%%

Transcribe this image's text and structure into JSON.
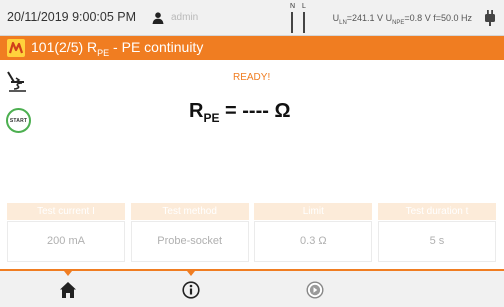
{
  "status_bar": {
    "datetime": "20/11/2019 9:00:05 PM",
    "user": "admin",
    "user_icon": "user-icon",
    "probe_labels": {
      "n": "N",
      "l": "L"
    },
    "measurements": {
      "uln_label": "U",
      "uln_sub": "LN",
      "uln_value": "=241.1 V",
      "upe_label": "U",
      "upe_sub": "NPE",
      "upe_value": "=0.8 V",
      "freq": "f=50.0 Hz"
    },
    "plug_icon": "plug-icon"
  },
  "title_bar": {
    "icon": "measurement-icon",
    "prefix": "101(2/5) R",
    "subscript": "PE",
    "suffix": " - PE continuity"
  },
  "measurement": {
    "status": "READY!",
    "probe_icon": "probe-setting-icon",
    "start_label": "START",
    "result_symbol": "R",
    "result_subscript": "PE",
    "result_value": " = ---- Ω"
  },
  "parameters": [
    {
      "header": "Test current I",
      "value": "200 mA"
    },
    {
      "header": "Test method",
      "value": "Probe-socket"
    },
    {
      "header": "Limit",
      "value": "0.3 Ω"
    },
    {
      "header": "Test duration t",
      "value": "5 s"
    }
  ],
  "bottom_nav": {
    "items": [
      "home-icon",
      "info-icon",
      "next-icon"
    ]
  },
  "colors": {
    "accent": "#f07d21",
    "start_ring": "#4caf50",
    "param_header_bg": "#fcebd9"
  }
}
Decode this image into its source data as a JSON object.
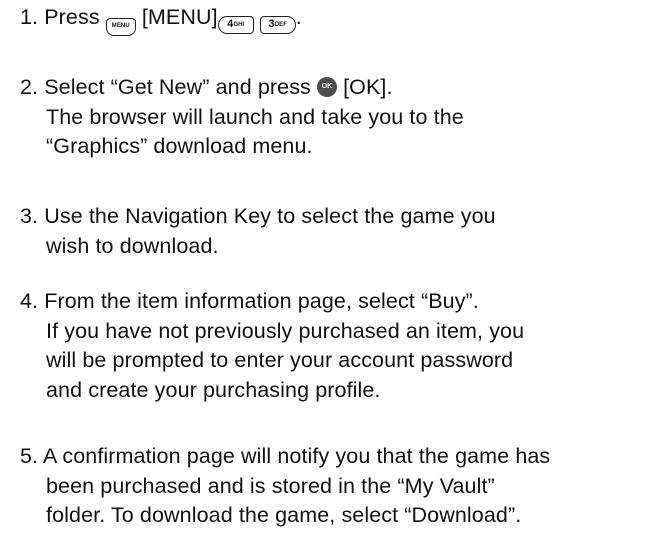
{
  "steps": [
    {
      "num": "1.",
      "pre": "Press",
      "keys": {
        "menu_icon": "MENU",
        "key4_main": "4",
        "key4_sub": "GHI",
        "key3_main": "3",
        "key3_sub": "DEF"
      },
      "menu_label": "[MENU]",
      "end": "."
    },
    {
      "num": "2.",
      "pre": "Select “Get New” and press",
      "ok_icon": "OK",
      "ok_label": "[OK].",
      "lines": [
        "The browser will launch and take you to the",
        "“Graphics” download menu."
      ]
    },
    {
      "num": "3.",
      "lines": [
        "Use the Navigation Key to select the game you",
        "wish to download."
      ]
    },
    {
      "num": "4.",
      "lines": [
        "From the item information page, select “Buy”.",
        "If you have not previously purchased an item, you",
        "will be prompted to enter your account password",
        "and create your purchasing profile."
      ]
    },
    {
      "num": "5.",
      "lines": [
        "A confirmation page will notify you that the game has",
        "been purchased and is stored in the “My Vault”",
        "folder. To download the game, select “Download”."
      ]
    }
  ]
}
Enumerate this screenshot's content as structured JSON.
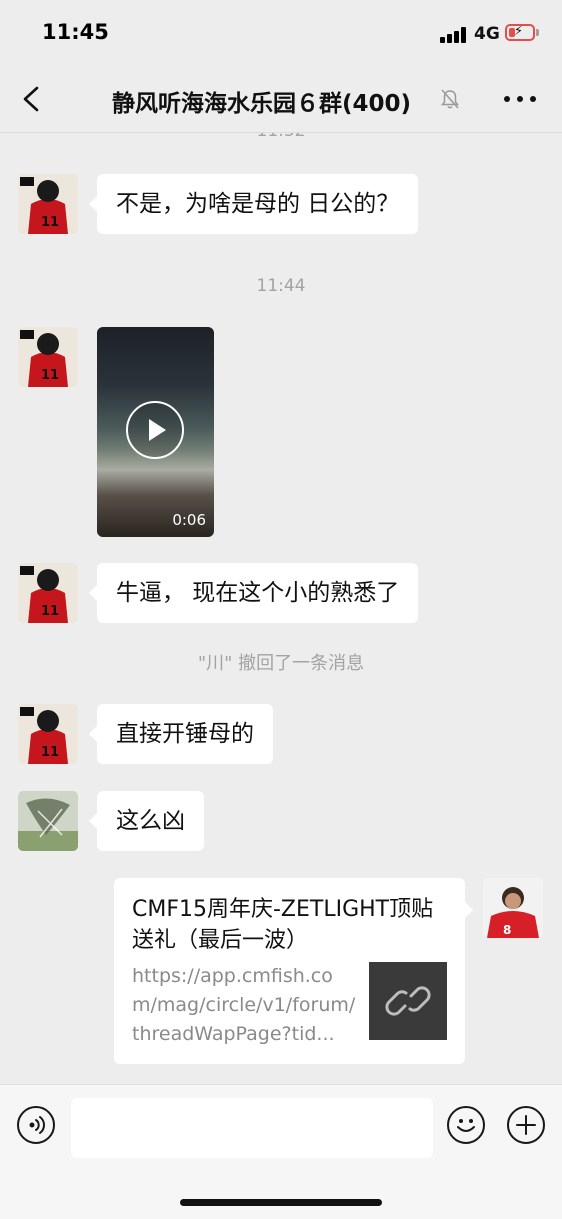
{
  "status_bar": {
    "time": "11:45",
    "network": "4G"
  },
  "header": {
    "title": "静风听海海水乐园６群(400)"
  },
  "messages": {
    "ts_top_partial": "11:32",
    "m1_text": "不是，为啥是母的 日公的？",
    "ts_1144": "11:44",
    "video_duration": "0:06",
    "m3_text": "牛逼， 现在这个小的熟悉了",
    "recall_notice": "\"川\" 撤回了一条消息",
    "m4_text": "直接开锤母的",
    "m5_text": "这么凶",
    "link_card": {
      "title": "CMF15周年庆-ZETLIGHT顶贴送礼（最后一波）",
      "url": "https://app.cmfish.com/mag/circle/v1/forum/threadWapPage?tid..."
    }
  },
  "input_bar": {
    "placeholder": ""
  },
  "icons": [
    "back-icon",
    "mute-bell-icon",
    "more-icon",
    "play-icon",
    "link-icon",
    "voice-icon",
    "emoji-icon",
    "plus-icon"
  ]
}
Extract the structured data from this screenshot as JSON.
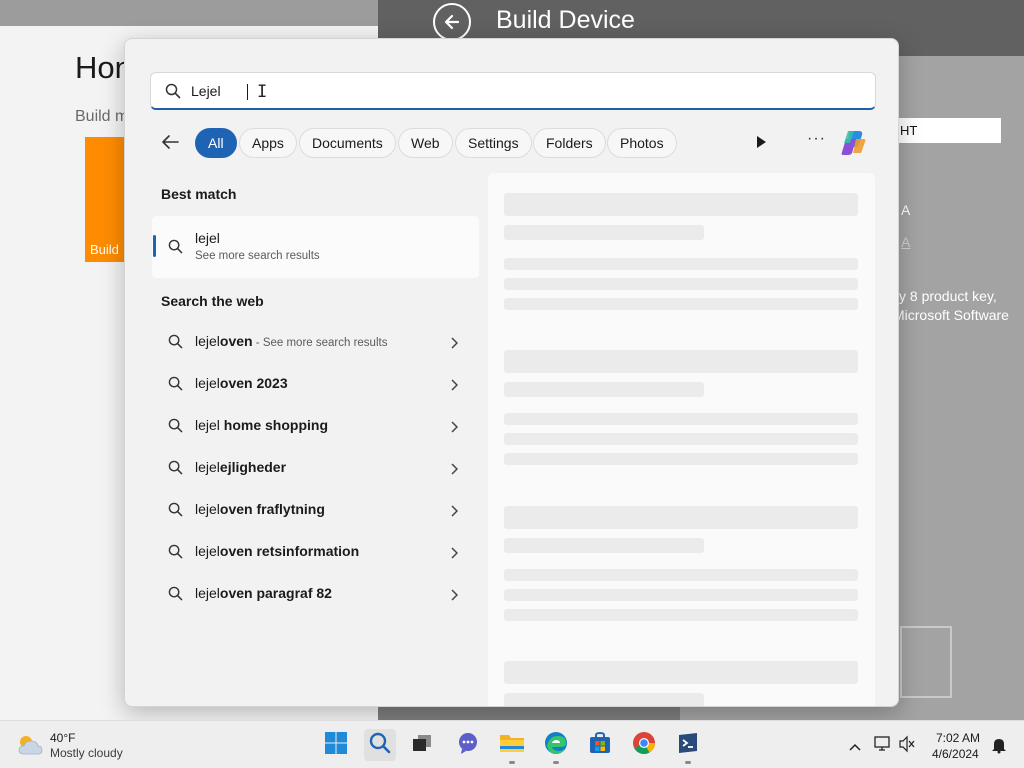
{
  "background_left": {
    "title": "Hon",
    "subtitle": "Build m",
    "tile_label": "Build"
  },
  "background_right": {
    "title": "Build Device",
    "input_value": "HT",
    "line_a1": "A",
    "line_a2": "A",
    "text1": "y 8 product key,",
    "text2": "Microsoft Software"
  },
  "search": {
    "query": "Lejel",
    "filters": [
      "All",
      "Apps",
      "Documents",
      "Web",
      "Settings",
      "Folders",
      "Photos"
    ],
    "active_filter": "All",
    "best_match_label": "Best match",
    "best_match": {
      "title": "lejel",
      "subtitle": "See more search results"
    },
    "web_label": "Search the web",
    "web_results": [
      {
        "prefix": "lejel",
        "rest": "oven",
        "sub": " - See more search results"
      },
      {
        "prefix": "lejel",
        "rest": "oven 2023",
        "sub": ""
      },
      {
        "prefix": "lejel",
        "rest": " home shopping",
        "sub": ""
      },
      {
        "prefix": "lejel",
        "rest": "ejligheder",
        "sub": ""
      },
      {
        "prefix": "lejel",
        "rest": "oven fraflytning",
        "sub": ""
      },
      {
        "prefix": "lejel",
        "rest": "oven retsinformation",
        "sub": ""
      },
      {
        "prefix": "lejel",
        "rest": "oven paragraf 82",
        "sub": ""
      }
    ]
  },
  "taskbar": {
    "weather_temp": "40°F",
    "weather_condition": "Mostly cloudy",
    "time": "7:02 AM",
    "date": "4/6/2024",
    "apps": [
      "start-icon",
      "search-icon",
      "task-view-icon",
      "chat-icon",
      "file-explorer-icon",
      "edge-icon",
      "store-icon",
      "chrome-icon",
      "terminal-icon"
    ]
  },
  "colors": {
    "accent": "#1f63b5",
    "orange_tile": "#ff8c00"
  }
}
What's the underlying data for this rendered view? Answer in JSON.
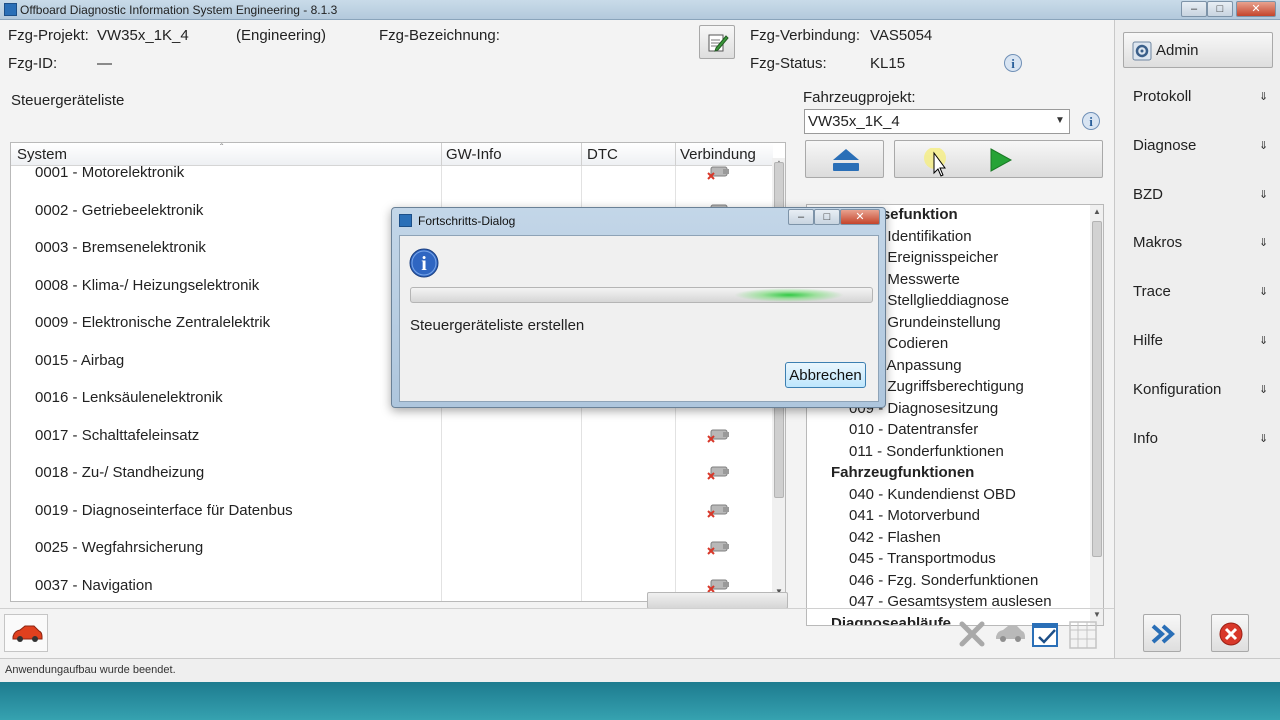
{
  "window": {
    "title": "Offboard Diagnostic Information System Engineering - 8.1.3"
  },
  "header": {
    "projekt_label": "Fzg-Projekt:",
    "projekt_value": "VW35x_1K_4",
    "mode": "(Engineering)",
    "bezeichnung_label": "Fzg-Bezeichnung:",
    "id_label": "Fzg-ID:",
    "id_value": "—",
    "verbindung_label": "Fzg-Verbindung:",
    "verbindung_value": "VAS5054",
    "status_label": "Fzg-Status:",
    "status_value": "KL15"
  },
  "list": {
    "title": "Steuergeräteliste",
    "columns": [
      "System",
      "GW-Info",
      "DTC",
      "Verbindung"
    ],
    "rows": [
      "0001 - Motorelektronik",
      "0002 - Getriebeelektronik",
      "0003 - Bremsenelektronik",
      "0008 - Klima-/ Heizungselektronik",
      "0009 - Elektronische Zentralelektrik",
      "0015 - Airbag",
      "0016 - Lenksäulenelektronik",
      "0017 - Schalttafeleinsatz",
      "0018 - Zu-/ Standheizung",
      "0019 - Diagnoseinterface für Datenbus",
      "0025 - Wegfahrsicherung",
      "0037 - Navigation"
    ]
  },
  "project": {
    "label": "Fahrzeugprojekt:",
    "selected": "VW35x_1K_4"
  },
  "tree": {
    "group1": "Diagnosefunktion",
    "group1_items": [
      "001 - Identifikation",
      "002 - Ereignisspeicher",
      "003 - Messwerte",
      "004 - Stellglieddiagnose",
      "005 - Grundeinstellung",
      "006 - Codieren",
      "007 - Anpassung",
      "008 - Zugriffsberechtigung",
      "009 - Diagnosesitzung",
      "010 - Datentransfer",
      "011 - Sonderfunktionen"
    ],
    "group2": "Fahrzeugfunktionen",
    "group2_items": [
      "040 - Kundendienst OBD",
      "041 - Motorverbund",
      "042 - Flashen",
      "045 - Transportmodus",
      "046 - Fzg. Sonderfunktionen",
      "047 - Gesamtsystem auslesen"
    ],
    "group3": "Diagnoseabläufe"
  },
  "sidebar": {
    "admin": "Admin",
    "items": [
      "Protokoll",
      "Diagnose",
      "BZD",
      "Makros",
      "Trace",
      "Hilfe",
      "Konfiguration",
      "Info"
    ]
  },
  "dialog": {
    "title": "Fortschritts-Dialog",
    "message": "Steuergeräteliste erstellen",
    "cancel": "Abbrechen",
    "progress": 0.82
  },
  "status": {
    "text": "Anwendungaufbau wurde beendet."
  },
  "colors": {
    "accent": "#2a6fb7",
    "close_red": "#d8382a",
    "progress_green": "#2ec63a"
  }
}
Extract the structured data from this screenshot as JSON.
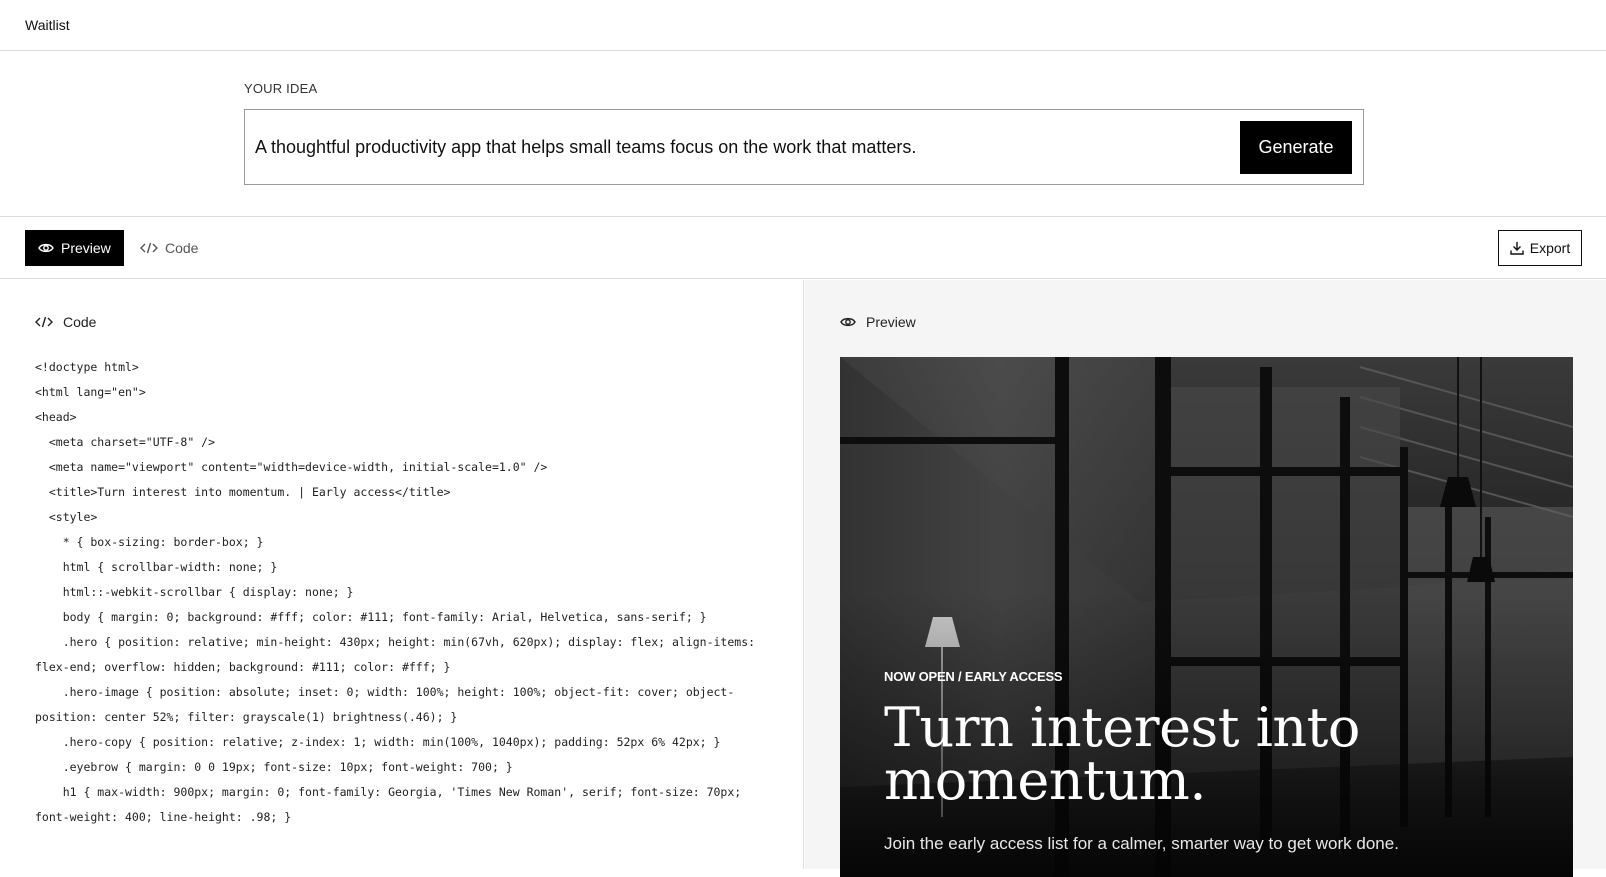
{
  "app": {
    "title": "Waitlist"
  },
  "idea": {
    "label": "YOUR IDEA",
    "value": "A thoughtful productivity app that helps small teams focus on the work that matters.",
    "generate_label": "Generate"
  },
  "tabs": [
    {
      "label": "Preview",
      "icon": "eye-icon",
      "active": true
    },
    {
      "label": "Code",
      "icon": "code-icon",
      "active": false
    }
  ],
  "export_label": "Export",
  "code_panel": {
    "title": "Code",
    "lines": [
      "<!doctype html>",
      "<html lang=\"en\">",
      "<head>",
      "  <meta charset=\"UTF-8\" />",
      "  <meta name=\"viewport\" content=\"width=device-width, initial-scale=1.0\" />",
      "  <title>Turn interest into momentum. | Early access</title>",
      "  <style>",
      "    * { box-sizing: border-box; }",
      "    html { scrollbar-width: none; }",
      "    html::-webkit-scrollbar { display: none; }",
      "    body { margin: 0; background: #fff; color: #111; font-family: Arial, Helvetica, sans-serif; }",
      "    .hero { position: relative; min-height: 430px; height: min(67vh, 620px); display: flex; align-items:",
      "flex-end; overflow: hidden; background: #111; color: #fff; }",
      "    .hero-image { position: absolute; inset: 0; width: 100%; height: 100%; object-fit: cover; object-",
      "position: center 52%; filter: grayscale(1) brightness(.46); }",
      "    .hero-copy { position: relative; z-index: 1; width: min(100%, 1040px); padding: 52px 6% 42px; }",
      "    .eyebrow { margin: 0 0 19px; font-size: 10px; font-weight: 700; }",
      "    h1 { max-width: 900px; margin: 0; font-family: Georgia, 'Times New Roman', serif; font-size: 70px;",
      "font-weight: 400; line-height: .98; }"
    ]
  },
  "preview_panel": {
    "title": "Preview",
    "eyebrow": "NOW OPEN / EARLY ACCESS",
    "heading_line1": "Turn interest into",
    "heading_line2": "momentum.",
    "subheading": "Join the early access list for a calmer, smarter way to get work done."
  },
  "colors": {
    "accent": "#000000",
    "border": "#dcdcdc",
    "preview_bg": "#f5f5f5"
  }
}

%%

### WHAT IS REQUIRED
Copy every line of the material in which the word "game" occurs.

### SOLUTION TO THIS PROBLEM
        "Use the Navigation Key to select the game you",
        "A confirmation page will notify you that the game has",
        "folder. To download the game, select “Download”."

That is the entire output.